### DATA SHOWN

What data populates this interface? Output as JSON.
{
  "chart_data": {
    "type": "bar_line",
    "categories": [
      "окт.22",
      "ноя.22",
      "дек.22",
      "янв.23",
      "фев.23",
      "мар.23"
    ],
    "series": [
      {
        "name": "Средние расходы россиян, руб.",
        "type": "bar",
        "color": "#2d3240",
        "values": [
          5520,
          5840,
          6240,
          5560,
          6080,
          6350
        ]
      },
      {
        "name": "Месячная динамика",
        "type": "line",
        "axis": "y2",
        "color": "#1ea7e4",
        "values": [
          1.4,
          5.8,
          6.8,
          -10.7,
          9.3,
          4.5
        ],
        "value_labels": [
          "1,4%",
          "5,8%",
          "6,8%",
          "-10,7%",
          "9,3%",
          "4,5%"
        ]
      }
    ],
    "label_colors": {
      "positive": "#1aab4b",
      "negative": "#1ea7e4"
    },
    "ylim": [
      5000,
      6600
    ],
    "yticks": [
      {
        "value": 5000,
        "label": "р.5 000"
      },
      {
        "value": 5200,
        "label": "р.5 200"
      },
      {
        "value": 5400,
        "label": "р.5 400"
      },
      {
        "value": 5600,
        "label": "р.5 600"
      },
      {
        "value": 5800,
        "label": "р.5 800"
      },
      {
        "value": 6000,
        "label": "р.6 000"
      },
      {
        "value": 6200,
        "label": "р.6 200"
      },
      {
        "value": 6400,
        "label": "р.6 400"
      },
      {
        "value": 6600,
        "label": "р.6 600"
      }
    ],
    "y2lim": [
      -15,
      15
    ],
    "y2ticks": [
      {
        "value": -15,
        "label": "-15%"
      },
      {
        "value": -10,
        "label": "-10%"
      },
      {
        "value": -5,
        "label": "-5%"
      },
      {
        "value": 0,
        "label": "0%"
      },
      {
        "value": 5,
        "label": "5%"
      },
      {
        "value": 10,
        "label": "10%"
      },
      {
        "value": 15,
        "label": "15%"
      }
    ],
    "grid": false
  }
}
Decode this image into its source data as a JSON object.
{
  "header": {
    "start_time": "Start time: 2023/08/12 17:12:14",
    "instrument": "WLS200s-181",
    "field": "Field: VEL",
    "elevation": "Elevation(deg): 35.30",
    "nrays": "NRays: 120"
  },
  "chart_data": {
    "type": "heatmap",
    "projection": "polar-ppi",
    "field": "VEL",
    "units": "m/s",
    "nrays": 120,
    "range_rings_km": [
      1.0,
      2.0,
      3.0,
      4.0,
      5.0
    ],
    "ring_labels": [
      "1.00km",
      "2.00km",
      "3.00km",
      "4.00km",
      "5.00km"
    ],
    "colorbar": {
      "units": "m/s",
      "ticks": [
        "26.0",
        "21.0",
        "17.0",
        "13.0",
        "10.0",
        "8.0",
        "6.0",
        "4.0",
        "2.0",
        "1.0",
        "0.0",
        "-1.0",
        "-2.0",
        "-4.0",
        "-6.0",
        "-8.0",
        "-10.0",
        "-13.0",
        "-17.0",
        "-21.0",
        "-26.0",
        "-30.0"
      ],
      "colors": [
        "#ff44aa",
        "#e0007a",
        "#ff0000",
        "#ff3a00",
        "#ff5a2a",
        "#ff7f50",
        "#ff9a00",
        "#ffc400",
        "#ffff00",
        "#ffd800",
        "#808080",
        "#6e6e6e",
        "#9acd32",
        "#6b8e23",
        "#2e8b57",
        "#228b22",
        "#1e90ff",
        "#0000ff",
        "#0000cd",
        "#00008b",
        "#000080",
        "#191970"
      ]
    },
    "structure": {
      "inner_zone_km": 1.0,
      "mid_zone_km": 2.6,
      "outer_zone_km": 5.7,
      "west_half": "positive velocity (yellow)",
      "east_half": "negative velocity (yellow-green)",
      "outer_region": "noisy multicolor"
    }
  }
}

### YOUR INSTRUCTIONS
Reproduce the material verbatim, line by line.

### EXERCISE OUTPUT
What data populates this interface? Output as JSON.
{
  "chart_data": {
    "type": "bar_line",
    "categories": [
      "окт.22",
      "ноя.22",
      "дек.22",
      "янв.23",
      "фев.23",
      "мар.23"
    ],
    "series": [
      {
        "name": "Средние расходы россиян, руб.",
        "type": "bar",
        "color": "#2d3240",
        "values": [
          5520,
          5840,
          6240,
          5560,
          6080,
          6350
        ]
      },
      {
        "name": "Месячная динамика",
        "type": "line",
        "axis": "y2",
        "color": "#1ea7e4",
        "values": [
          1.4,
          5.8,
          6.8,
          -10.7,
          9.3,
          4.5
        ],
        "value_labels": [
          "1,4%",
          "5,8%",
          "6,8%",
          "-10,7%",
          "9,3%",
          "4,5%"
        ]
      }
    ],
    "label_colors": {
      "positive": "#1aab4b",
      "negative": "#1ea7e4"
    },
    "ylim": [
      5000,
      6600
    ],
    "yticks": [
      {
        "value": 5000,
        "label": "р.5 000"
      },
      {
        "value": 5200,
        "label": "р.5 200"
      },
      {
        "value": 5400,
        "label": "р.5 400"
      },
      {
        "value": 5600,
        "label": "р.5 600"
      },
      {
        "value": 5800,
        "label": "р.5 800"
      },
      {
        "value": 6000,
        "label": "р.6 000"
      },
      {
        "value": 6200,
        "label": "р.6 200"
      },
      {
        "value": 6400,
        "label": "р.6 400"
      },
      {
        "value": 6600,
        "label": "р.6 600"
      }
    ],
    "y2lim": [
      -15,
      15
    ],
    "y2ticks": [
      {
        "value": -15,
        "label": "-15%"
      },
      {
        "value": -10,
        "label": "-10%"
      },
      {
        "value": -5,
        "label": "-5%"
      },
      {
        "value": 0,
        "label": "0%"
      },
      {
        "value": 5,
        "label": "5%"
      },
      {
        "value": 10,
        "label": "10%"
      },
      {
        "value": 15,
        "label": "15%"
      }
    ],
    "grid": false
  }
}
Decode this image into its source data as a JSON object.
{
  "header": {
    "start_time": "Start time: 2023/08/12 17:12:14",
    "instrument": "WLS200s-181",
    "field": "Field: VEL",
    "elevation": "Elevation(deg): 35.30",
    "nrays": "NRays: 120"
  },
  "chart_data": {
    "type": "heatmap",
    "projection": "polar-ppi",
    "field": "VEL",
    "units": "m/s",
    "nrays": 120,
    "range_rings_km": [
      1.0,
      2.0,
      3.0,
      4.0,
      5.0
    ],
    "ring_labels": [
      "1.00km",
      "2.00km",
      "3.00km",
      "4.00km",
      "5.00km"
    ],
    "colorbar": {
      "units": "m/s",
      "ticks": [
        "26.0",
        "21.0",
        "17.0",
        "13.0",
        "10.0",
        "8.0",
        "6.0",
        "4.0",
        "2.0",
        "1.0",
        "0.0",
        "-1.0",
        "-2.0",
        "-4.0",
        "-6.0",
        "-8.0",
        "-10.0",
        "-13.0",
        "-17.0",
        "-21.0",
        "-26.0",
        "-30.0"
      ],
      "colors": [
        "#ff44aa",
        "#e0007a",
        "#ff0000",
        "#ff3a00",
        "#ff5a2a",
        "#ff7f50",
        "#ff9a00",
        "#ffc400",
        "#ffff00",
        "#ffd800",
        "#808080",
        "#6e6e6e",
        "#9acd32",
        "#6b8e23",
        "#2e8b57",
        "#228b22",
        "#1e90ff",
        "#0000ff",
        "#0000cd",
        "#00008b",
        "#000080",
        "#191970"
      ]
    },
    "structure": {
      "inner_zone_km": 1.0,
      "mid_zone_km": 2.6,
      "outer_zone_km": 5.7,
      "west_half": "positive velocity (yellow)",
      "east_half": "negative velocity (yellow-green)",
      "outer_region": "noisy multicolor"
    }
  }
}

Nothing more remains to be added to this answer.